▸ **DIRECTIVE A**: Print everything in the article on electric utility reform from "Electric Utility Reform" down to "the current system.", word for word.

▸ **PASSAGE SHOWN**:
═══

Electric Utility Reform in an Age of Electrification
- By Robert A.F. Currie
The United States is subject to the same drivers transforming the global power sector: the rapid growth of renewable energy, data centers, battery storage, and the electrification of heat and transport. At the “edge” of the grid, smaller-scale renewable-energy and battery-storage technologies are proliferating; these are known as Distributed Energy Resources (DER). At the same time, the aging power grid is getting harder to modernize, and many large power plants (often gas and coal-fired generators) are being decommissioned. The cost of this transition is being scrutinized across the political divide, and the system needs to be reformed. The race is on to see who will wring out the technical and financial inefficiencies of the current system.
This article presents some policy priorities and recommendations for the reform of the electric utility sector in the United States. These recommendations focus on state-level actions that can be taken now to accelerate the modernization of the grid while saving billions of dollars and protecting consumers from rate increases. These include using innovative techniques to unblock large-scale generator connections and transmission upgrades, lowering adoption barriers and soft costs for small-scale projects, harnessing flexibility to reduce the need for distribution upgrades, and reforming the Investor-Owned Utility (IOU) business model using a shared-savings approach.
The utility business model
Policymakers, regulators, and utilities have created one of the largest and most impressive modern machines in the electric grid. However, the system that delivers electricity to customers needs to be redesigned for a cleaner and more resilient power grid. The electric grid is composed of the transmission system and the distribution system. The transmission system is the high-voltage and high-capacity network that moves large amounts of power between and within states. The distribution system was traditionally the system that received power from transmission and delivered it to customers. Both systems are experiencing significant change and require investment. The need for regulatory reform of transmission and distribution utilities has been outlined elsewhere. This article focuses on the IOU business model, which is dominant in the United States.
It is important to understand that IOUs are regulated monopolies that must offer universal service to customers, something that sets them apart from typical commercial companies. Their revenues are determined by the costs of service they provide plus a return on the capital that they deploy, which means these revenues are largely determined by the wires, poles, transformers, and other equipment the utility installs. As a result, the IOU has an incentive to keep building new grid infrastructure, which is the main driver of revenue and profit. As a regulated monopoly, the IOU earns profit on equity at a rate of return agreed to with its regulator. In the U.S., that rate is generally around 10%, which is applied to its entire asset base. This means that if the IOU owns $1 billion of assets, it can potentially bill for up to $100 million each year as profit. Across the country, this profit accounts for between 6% and 10% of a customer’s bill. Because utility profit is not directly itemized on the bill but is embedded within the electric rates approved by the regulator, it’s not readily apparent to customers; your utility bill typically includes the costs of transmission and distribution infrastructure, plus the additional costs that are directly passed through by the IOUs, including paying generators for supply, and various fees, taxes, and programs. As a consequence, the IOU has no incentive to find ways to reduce the total customer bill.

═══

[Element placement data]
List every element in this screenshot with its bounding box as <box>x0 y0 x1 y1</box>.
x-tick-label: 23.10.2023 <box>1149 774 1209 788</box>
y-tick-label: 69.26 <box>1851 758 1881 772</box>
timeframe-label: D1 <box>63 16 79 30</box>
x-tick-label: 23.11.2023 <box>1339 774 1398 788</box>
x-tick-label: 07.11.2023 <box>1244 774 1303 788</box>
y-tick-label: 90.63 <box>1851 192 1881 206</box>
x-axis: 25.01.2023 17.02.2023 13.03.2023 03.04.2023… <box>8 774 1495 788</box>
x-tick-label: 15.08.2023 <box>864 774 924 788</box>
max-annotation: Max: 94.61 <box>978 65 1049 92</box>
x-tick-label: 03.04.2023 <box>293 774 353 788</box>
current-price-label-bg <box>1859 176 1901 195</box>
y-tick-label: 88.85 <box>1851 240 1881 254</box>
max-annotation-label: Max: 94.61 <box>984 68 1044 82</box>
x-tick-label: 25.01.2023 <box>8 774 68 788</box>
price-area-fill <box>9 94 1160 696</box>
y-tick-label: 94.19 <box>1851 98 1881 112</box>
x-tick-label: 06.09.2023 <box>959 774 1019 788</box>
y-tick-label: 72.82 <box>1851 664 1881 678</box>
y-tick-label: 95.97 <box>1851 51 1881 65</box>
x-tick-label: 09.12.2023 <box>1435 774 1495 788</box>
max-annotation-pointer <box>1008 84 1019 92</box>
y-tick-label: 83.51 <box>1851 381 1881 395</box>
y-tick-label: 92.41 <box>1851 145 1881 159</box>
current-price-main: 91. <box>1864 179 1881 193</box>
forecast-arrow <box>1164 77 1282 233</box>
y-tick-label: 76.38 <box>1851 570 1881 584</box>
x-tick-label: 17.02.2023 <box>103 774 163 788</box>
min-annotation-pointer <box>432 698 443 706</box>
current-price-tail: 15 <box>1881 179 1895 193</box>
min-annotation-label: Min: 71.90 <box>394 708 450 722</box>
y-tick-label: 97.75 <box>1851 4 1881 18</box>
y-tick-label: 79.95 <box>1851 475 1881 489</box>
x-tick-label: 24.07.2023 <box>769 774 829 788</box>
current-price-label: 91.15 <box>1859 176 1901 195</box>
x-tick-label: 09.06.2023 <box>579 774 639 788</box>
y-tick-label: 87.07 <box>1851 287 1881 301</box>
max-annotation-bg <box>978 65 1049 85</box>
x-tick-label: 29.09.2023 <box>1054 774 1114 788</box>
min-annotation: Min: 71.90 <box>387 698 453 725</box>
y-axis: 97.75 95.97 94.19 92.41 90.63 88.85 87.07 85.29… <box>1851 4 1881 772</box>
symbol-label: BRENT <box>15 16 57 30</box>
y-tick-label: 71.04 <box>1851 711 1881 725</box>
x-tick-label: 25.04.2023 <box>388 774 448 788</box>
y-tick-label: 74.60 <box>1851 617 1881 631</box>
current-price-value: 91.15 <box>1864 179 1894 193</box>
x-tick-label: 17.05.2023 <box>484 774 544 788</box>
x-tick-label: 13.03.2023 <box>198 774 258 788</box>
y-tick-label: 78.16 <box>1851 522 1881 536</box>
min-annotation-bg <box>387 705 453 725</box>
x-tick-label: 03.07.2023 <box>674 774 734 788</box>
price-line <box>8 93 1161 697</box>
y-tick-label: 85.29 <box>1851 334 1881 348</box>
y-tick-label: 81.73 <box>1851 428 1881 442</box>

═══

▸ **DIRECTIVE B**: Render everything in the listing from its first line down to and including the line containing "current-price-tail: 15 <box>1881" as a numbered list, omitting any blank lines.

▸ **WRITTEN SOLUTION A**:
Electric Utility Reform in an Age of Electrification
- By Robert A.F. Currie
The United States is subject to the same drivers transforming the global power sector: the rapid growth of renewable energy, data centers, battery storage, and the electrification of heat and transport. At the “edge” of the grid, smaller-scale renewable-energy and battery-storage technologies are proliferating; these are known as Distributed Energy Resources (DER). At the same time, the aging power grid is getting harder to modernize, and many large power plants (often gas and coal-fired generators) are being decommissioned. The cost of this transition is being scrutinized across the political divide, and the system needs to be reformed. The race is on to see who will wring out the technical and financial inefficiencies of the current system.

▸ **WRITTEN SOLUTION B**:
1. List every element in this screenshot with its bounding box as <box>x0 y0 x1 y1</box>.
2. x-tick-label: 23.10.2023 <box>1149 774 1209 788</box>
3. y-tick-label: 69.26 <box>1851 758 1881 772</box>
4. timeframe-label: D1 <box>63 16 79 30</box>
5. x-tick-label: 23.11.2023 <box>1339 774 1398 788</box>
6. x-tick-label: 07.11.2023 <box>1244 774 1303 788</box>
7. y-tick-label: 90.63 <box>1851 192 1881 206</box>
8. x-axis: 25.01.2023 17.02.2023 13.03.2023 03.04.2023… <box>8 774 1495 788</box>
9. x-tick-label: 15.08.2023 <box>864 774 924 788</box>
10. max-annotation: Max: 94.61 <box>978 65 1049 92</box>
11. x-tick-label: 03.04.2023 <box>293 774 353 788</box>
12. current-price-label-bg <box>1859 176 1901 195</box>
13. y-tick-label: 88.85 <box>1851 240 1881 254</box>
14. max-annotation-label: Max: 94.61 <box>984 68 1044 82</box>
15. x-tick-label: 25.01.2023 <box>8 774 68 788</box>
16. price-area-fill <box>9 94 1160 696</box>
17. y-tick-label: 94.19 <box>1851 98 1881 112</box>
18. x-tick-label: 06.09.2023 <box>959 774 1019 788</box>
19. y-tick-label: 72.82 <box>1851 664 1881 678</box>
20. y-tick-label: 95.97 <box>1851 51 1881 65</box>
21. x-tick-label: 09.12.2023 <box>1435 774 1495 788</box>
22. max-annotation-pointer <box>1008 84 1019 92</box>
23. y-tick-label: 83.51 <box>1851 381 1881 395</box>
24. y-tick-label: 92.41 <box>1851 145 1881 159</box>
25. current-price-main: 91. <box>1864 179 1881 193</box>
26. forecast-arrow <box>1164 77 1282 233</box>
27. y-tick-label: 76.38 <box>1851 570 1881 584</box>
28. x-tick-label: 17.02.2023 <box>103 774 163 788</box>
29. min-annotation-pointer <box>432 698 443 706</box>
30. current-price-tail: 15 <box>1881 179 1895 193</box>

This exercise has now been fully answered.